Copy every line in which the string "options" occurs.

** BEGIN THE DATA **

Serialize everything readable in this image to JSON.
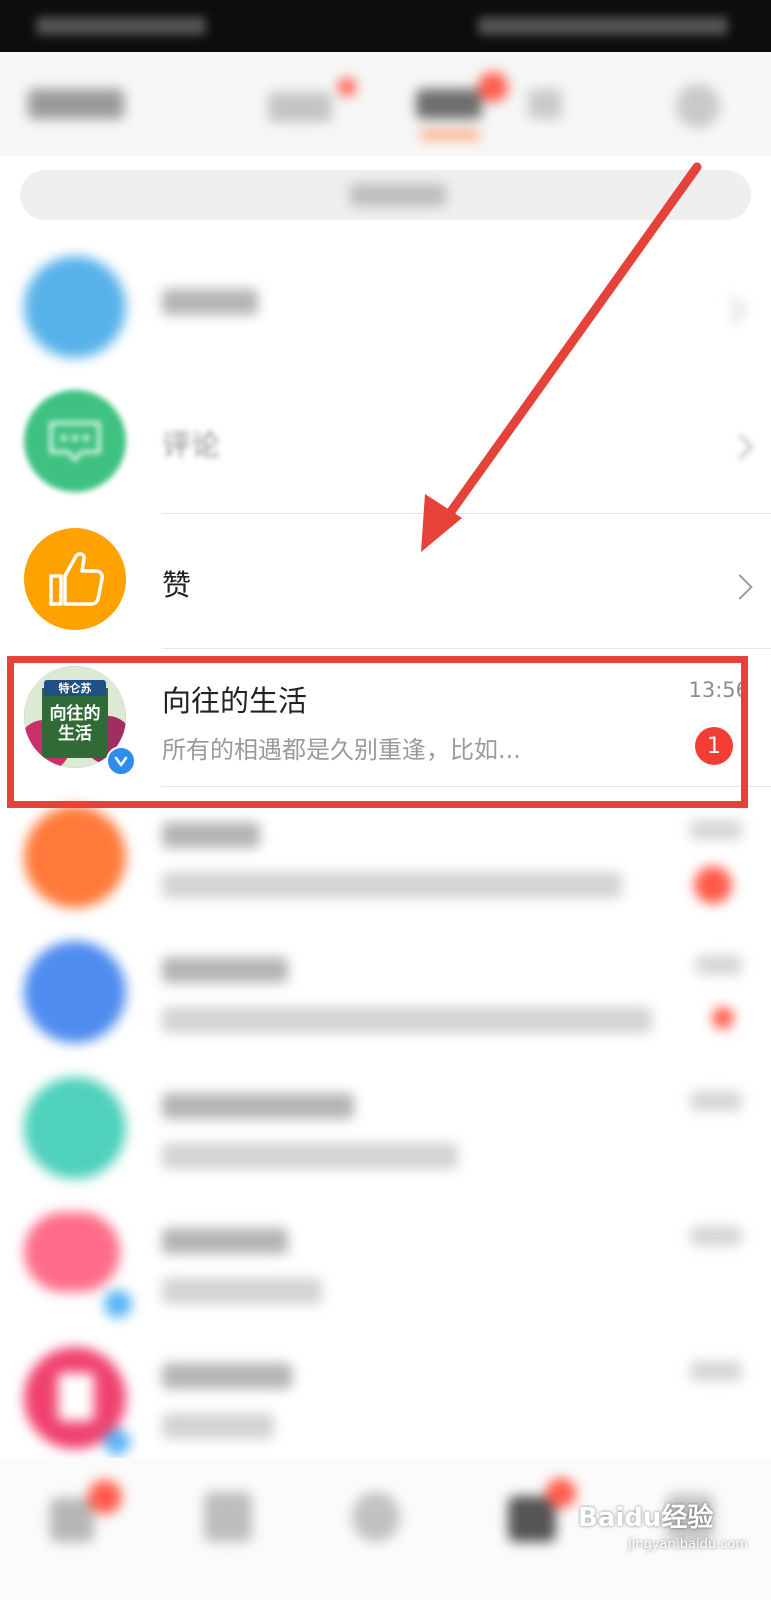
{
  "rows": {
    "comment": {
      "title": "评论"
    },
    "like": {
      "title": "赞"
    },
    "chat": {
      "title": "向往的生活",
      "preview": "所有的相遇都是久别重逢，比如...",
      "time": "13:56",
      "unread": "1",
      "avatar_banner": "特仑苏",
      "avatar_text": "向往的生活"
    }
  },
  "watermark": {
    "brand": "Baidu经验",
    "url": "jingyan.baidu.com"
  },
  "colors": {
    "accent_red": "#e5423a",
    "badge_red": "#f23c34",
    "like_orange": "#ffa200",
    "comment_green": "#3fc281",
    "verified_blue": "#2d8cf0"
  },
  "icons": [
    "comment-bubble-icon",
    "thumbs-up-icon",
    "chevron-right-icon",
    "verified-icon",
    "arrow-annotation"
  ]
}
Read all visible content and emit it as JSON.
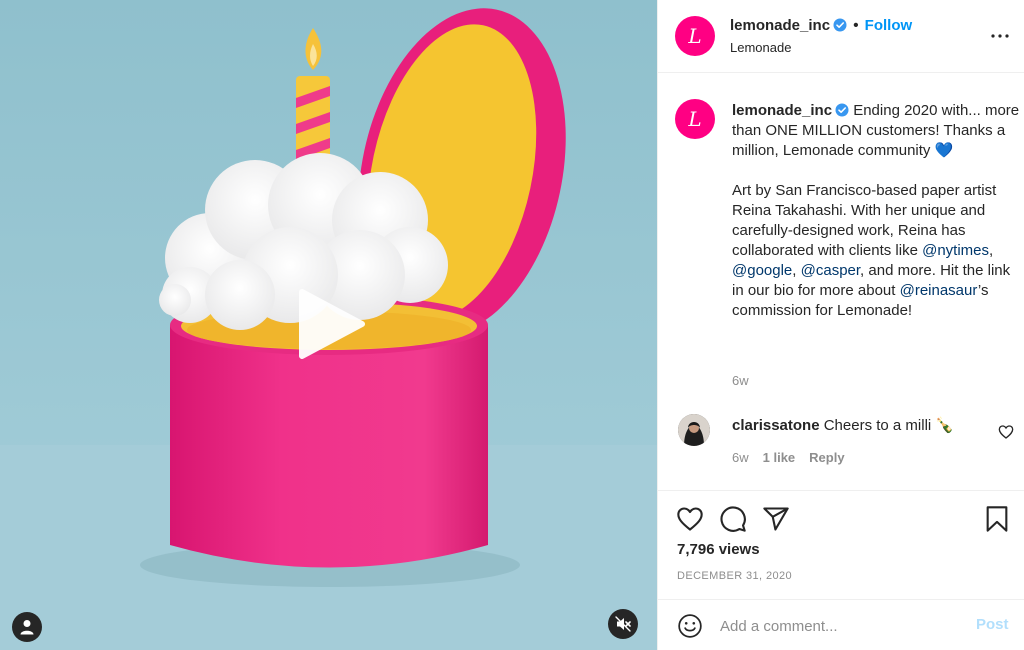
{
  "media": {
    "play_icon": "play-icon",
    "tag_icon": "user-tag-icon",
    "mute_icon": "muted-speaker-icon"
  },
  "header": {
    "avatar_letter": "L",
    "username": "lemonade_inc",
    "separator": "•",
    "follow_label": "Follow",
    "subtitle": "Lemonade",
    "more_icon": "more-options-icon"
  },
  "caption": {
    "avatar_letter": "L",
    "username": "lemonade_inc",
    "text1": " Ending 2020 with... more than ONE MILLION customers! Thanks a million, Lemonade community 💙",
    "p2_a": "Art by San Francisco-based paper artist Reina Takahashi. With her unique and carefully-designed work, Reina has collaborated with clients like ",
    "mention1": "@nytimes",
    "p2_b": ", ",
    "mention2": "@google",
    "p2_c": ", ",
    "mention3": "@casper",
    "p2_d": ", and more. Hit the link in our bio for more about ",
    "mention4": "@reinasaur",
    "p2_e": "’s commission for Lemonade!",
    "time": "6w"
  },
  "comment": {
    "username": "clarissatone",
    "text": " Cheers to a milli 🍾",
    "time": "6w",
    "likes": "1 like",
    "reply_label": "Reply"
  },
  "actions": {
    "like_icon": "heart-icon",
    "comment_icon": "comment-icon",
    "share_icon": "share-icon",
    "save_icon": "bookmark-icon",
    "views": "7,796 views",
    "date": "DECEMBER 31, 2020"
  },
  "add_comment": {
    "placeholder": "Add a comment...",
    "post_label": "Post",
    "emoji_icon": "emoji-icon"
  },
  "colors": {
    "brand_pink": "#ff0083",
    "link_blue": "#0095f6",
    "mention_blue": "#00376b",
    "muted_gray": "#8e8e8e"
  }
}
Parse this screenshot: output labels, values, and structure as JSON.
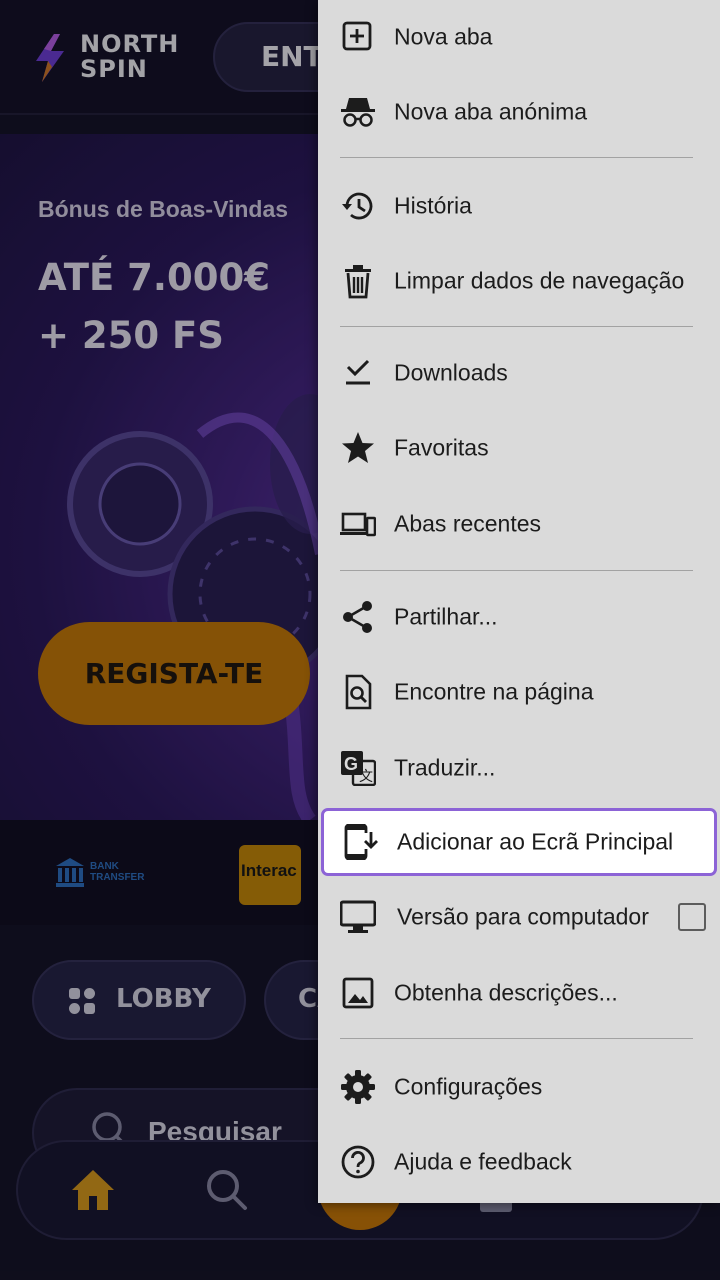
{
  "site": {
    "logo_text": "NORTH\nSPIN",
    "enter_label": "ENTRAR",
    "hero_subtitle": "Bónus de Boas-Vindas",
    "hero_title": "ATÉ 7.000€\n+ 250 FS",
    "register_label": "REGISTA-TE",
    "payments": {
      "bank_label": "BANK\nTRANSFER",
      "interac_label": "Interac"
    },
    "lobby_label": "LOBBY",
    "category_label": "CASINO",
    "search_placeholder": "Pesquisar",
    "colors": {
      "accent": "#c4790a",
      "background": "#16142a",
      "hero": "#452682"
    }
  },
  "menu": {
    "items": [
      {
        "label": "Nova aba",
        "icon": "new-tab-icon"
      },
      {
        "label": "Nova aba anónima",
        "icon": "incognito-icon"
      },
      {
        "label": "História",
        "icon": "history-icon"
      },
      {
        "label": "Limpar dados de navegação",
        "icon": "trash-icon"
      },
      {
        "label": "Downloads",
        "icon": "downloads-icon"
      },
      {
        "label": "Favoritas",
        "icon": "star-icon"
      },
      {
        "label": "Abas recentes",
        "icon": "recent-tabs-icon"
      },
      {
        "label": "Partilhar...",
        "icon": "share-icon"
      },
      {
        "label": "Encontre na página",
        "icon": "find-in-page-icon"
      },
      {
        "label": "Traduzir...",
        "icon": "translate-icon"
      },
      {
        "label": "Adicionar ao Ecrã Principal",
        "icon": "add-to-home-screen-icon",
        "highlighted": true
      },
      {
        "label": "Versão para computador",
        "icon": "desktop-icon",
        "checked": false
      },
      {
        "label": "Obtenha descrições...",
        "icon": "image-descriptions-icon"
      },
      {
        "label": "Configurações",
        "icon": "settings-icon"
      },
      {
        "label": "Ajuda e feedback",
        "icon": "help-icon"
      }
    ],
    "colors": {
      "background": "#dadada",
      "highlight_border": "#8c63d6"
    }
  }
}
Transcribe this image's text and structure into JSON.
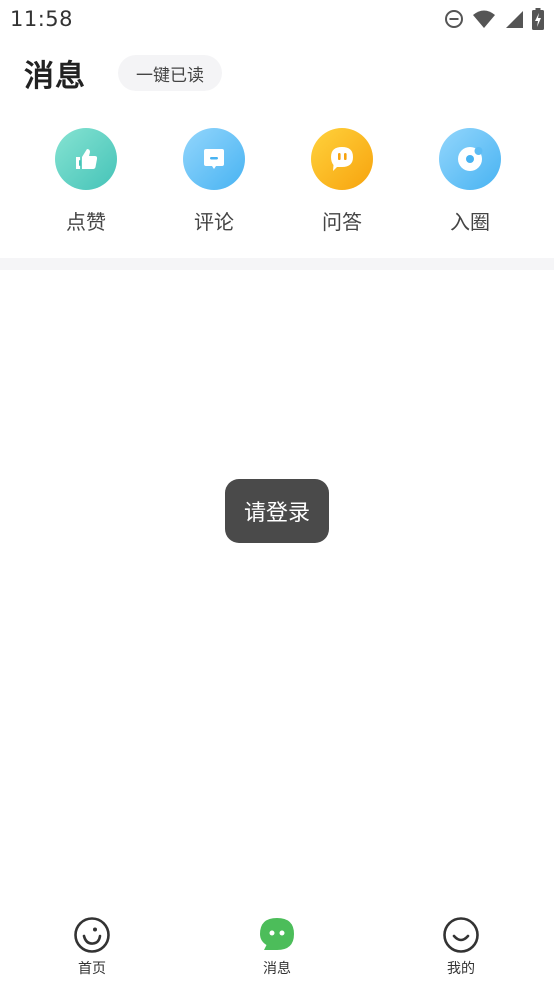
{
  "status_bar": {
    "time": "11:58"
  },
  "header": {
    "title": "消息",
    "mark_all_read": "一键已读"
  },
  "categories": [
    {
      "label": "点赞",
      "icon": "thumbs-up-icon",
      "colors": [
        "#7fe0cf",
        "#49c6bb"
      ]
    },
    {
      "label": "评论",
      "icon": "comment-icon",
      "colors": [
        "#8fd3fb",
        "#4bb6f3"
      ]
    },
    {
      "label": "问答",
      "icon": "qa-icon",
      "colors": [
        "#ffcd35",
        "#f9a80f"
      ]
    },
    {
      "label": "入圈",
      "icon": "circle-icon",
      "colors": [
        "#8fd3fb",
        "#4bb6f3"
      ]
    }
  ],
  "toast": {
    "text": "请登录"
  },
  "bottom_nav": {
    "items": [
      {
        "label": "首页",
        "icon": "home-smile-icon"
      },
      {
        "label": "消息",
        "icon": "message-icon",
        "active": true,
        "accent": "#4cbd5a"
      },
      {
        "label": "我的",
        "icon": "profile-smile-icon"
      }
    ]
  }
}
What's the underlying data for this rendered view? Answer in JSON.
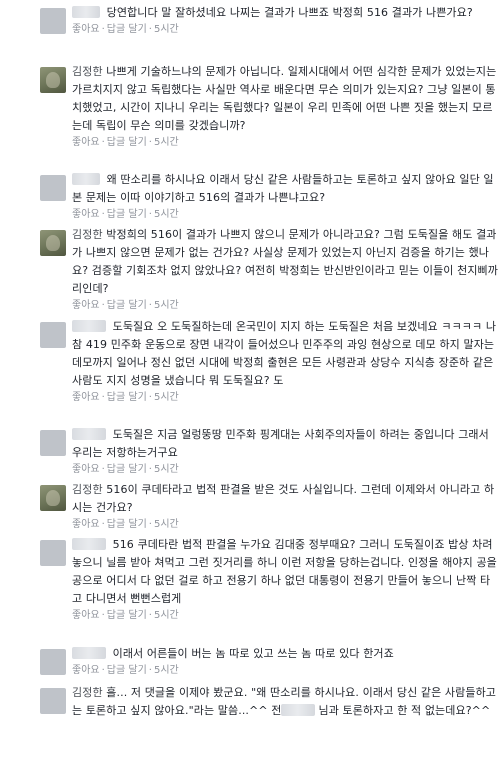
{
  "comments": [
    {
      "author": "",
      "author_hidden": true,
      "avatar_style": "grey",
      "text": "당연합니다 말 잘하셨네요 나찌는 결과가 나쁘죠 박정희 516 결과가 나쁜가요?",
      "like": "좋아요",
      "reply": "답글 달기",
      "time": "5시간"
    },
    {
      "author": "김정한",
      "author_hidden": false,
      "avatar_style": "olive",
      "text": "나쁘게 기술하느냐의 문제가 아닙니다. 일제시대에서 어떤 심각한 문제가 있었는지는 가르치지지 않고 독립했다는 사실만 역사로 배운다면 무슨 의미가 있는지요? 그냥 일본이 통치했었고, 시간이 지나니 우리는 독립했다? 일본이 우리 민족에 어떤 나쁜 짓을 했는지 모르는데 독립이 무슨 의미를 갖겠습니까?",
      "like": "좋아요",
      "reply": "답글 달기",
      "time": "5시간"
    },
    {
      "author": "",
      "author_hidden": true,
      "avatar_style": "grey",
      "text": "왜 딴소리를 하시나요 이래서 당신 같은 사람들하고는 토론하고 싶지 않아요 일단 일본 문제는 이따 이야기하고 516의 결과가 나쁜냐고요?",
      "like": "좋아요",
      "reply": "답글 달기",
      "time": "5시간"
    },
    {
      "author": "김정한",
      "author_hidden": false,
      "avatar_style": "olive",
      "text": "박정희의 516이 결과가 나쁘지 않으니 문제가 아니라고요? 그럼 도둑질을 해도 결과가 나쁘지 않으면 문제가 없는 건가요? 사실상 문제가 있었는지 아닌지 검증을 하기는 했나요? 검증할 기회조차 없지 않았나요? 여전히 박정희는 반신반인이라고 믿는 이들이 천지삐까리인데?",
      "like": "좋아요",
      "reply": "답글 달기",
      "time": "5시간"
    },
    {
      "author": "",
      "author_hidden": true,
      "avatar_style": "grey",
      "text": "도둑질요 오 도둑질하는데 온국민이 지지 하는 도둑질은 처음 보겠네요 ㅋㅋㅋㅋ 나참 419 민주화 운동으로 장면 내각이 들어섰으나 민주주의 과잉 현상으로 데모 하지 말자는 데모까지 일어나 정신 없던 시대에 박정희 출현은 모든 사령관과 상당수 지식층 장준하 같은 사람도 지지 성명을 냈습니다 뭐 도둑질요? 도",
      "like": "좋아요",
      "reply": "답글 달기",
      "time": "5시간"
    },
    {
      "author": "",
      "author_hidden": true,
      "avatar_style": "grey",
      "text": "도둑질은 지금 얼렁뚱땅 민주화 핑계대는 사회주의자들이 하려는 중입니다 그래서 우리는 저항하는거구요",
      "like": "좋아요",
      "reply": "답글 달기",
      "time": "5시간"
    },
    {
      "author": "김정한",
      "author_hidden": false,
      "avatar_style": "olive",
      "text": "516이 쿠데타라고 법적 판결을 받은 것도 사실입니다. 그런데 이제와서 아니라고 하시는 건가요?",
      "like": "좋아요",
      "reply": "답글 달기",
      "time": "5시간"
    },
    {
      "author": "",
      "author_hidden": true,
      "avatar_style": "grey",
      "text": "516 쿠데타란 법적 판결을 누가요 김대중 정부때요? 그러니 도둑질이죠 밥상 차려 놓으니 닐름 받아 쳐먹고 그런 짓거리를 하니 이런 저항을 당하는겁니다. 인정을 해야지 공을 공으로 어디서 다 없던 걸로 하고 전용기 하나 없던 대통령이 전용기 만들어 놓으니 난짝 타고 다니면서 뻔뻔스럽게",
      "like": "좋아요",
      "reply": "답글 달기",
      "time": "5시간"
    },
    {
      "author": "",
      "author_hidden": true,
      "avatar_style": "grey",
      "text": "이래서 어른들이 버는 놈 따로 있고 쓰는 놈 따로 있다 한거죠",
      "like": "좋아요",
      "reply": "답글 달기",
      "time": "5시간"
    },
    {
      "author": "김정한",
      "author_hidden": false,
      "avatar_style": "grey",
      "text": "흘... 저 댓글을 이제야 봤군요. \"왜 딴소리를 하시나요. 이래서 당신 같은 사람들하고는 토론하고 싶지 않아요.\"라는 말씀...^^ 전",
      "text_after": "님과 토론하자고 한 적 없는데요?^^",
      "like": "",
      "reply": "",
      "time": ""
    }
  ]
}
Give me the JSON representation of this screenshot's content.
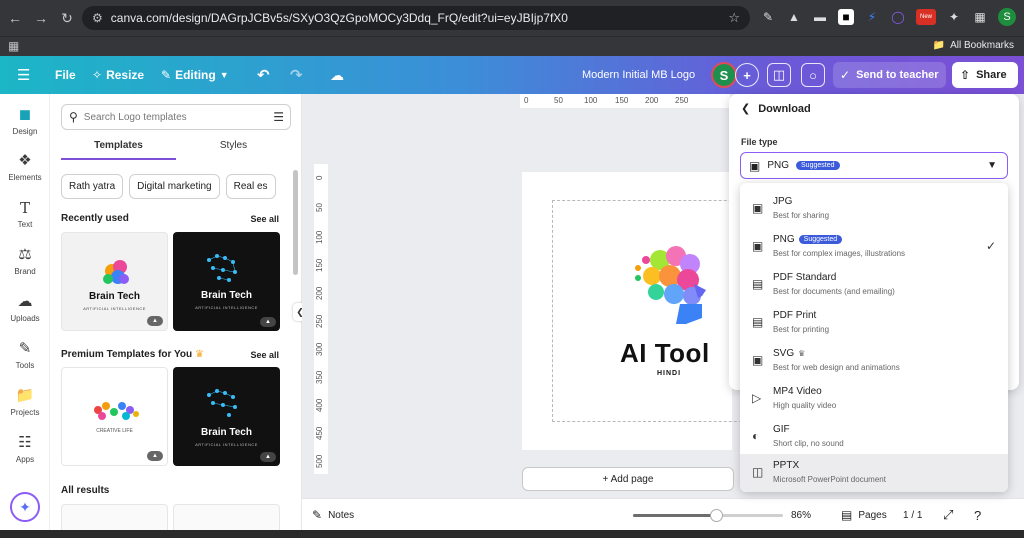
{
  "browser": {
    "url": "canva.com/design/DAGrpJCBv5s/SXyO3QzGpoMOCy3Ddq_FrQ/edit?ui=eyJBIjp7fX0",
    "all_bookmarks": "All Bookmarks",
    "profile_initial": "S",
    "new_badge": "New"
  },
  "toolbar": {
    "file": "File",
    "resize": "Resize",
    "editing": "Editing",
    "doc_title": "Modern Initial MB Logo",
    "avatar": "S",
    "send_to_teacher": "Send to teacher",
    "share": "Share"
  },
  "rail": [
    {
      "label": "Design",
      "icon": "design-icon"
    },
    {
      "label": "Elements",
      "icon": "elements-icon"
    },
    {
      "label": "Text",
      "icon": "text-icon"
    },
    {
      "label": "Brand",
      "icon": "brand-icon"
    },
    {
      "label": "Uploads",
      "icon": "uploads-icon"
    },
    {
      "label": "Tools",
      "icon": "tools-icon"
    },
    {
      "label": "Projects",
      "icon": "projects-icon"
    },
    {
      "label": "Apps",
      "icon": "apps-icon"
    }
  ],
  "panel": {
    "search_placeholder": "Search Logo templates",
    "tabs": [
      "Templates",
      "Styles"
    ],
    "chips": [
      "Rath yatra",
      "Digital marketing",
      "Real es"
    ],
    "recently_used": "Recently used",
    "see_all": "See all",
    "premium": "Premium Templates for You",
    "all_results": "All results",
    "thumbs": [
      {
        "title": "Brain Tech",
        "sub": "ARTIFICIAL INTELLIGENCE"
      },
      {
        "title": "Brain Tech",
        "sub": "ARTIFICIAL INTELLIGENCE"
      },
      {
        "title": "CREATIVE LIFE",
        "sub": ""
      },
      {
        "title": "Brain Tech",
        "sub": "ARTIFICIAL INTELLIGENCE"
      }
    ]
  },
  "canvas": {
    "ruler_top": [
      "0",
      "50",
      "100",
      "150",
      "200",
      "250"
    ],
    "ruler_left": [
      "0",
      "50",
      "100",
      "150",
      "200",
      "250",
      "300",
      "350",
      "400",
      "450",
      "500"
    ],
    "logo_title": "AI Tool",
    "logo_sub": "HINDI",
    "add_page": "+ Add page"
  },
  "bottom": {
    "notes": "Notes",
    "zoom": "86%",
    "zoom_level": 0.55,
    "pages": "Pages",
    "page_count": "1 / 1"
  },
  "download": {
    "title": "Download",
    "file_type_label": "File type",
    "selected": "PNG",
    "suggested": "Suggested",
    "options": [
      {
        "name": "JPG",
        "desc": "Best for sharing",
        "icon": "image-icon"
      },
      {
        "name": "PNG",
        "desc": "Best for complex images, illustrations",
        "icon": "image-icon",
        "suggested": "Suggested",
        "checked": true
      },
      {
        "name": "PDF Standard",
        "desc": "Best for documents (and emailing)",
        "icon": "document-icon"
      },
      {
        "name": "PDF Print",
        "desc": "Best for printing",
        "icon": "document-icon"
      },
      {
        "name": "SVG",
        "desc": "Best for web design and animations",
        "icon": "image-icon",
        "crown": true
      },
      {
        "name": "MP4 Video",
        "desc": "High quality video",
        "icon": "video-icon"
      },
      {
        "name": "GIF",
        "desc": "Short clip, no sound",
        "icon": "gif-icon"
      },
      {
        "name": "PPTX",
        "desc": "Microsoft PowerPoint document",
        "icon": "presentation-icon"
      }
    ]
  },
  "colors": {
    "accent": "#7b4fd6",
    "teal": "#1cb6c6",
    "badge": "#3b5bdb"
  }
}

** END THE DATA **

### [OUTPUT FOR THIS EXERCISE]
    "more_icon": "more-options-icon"
    "options": [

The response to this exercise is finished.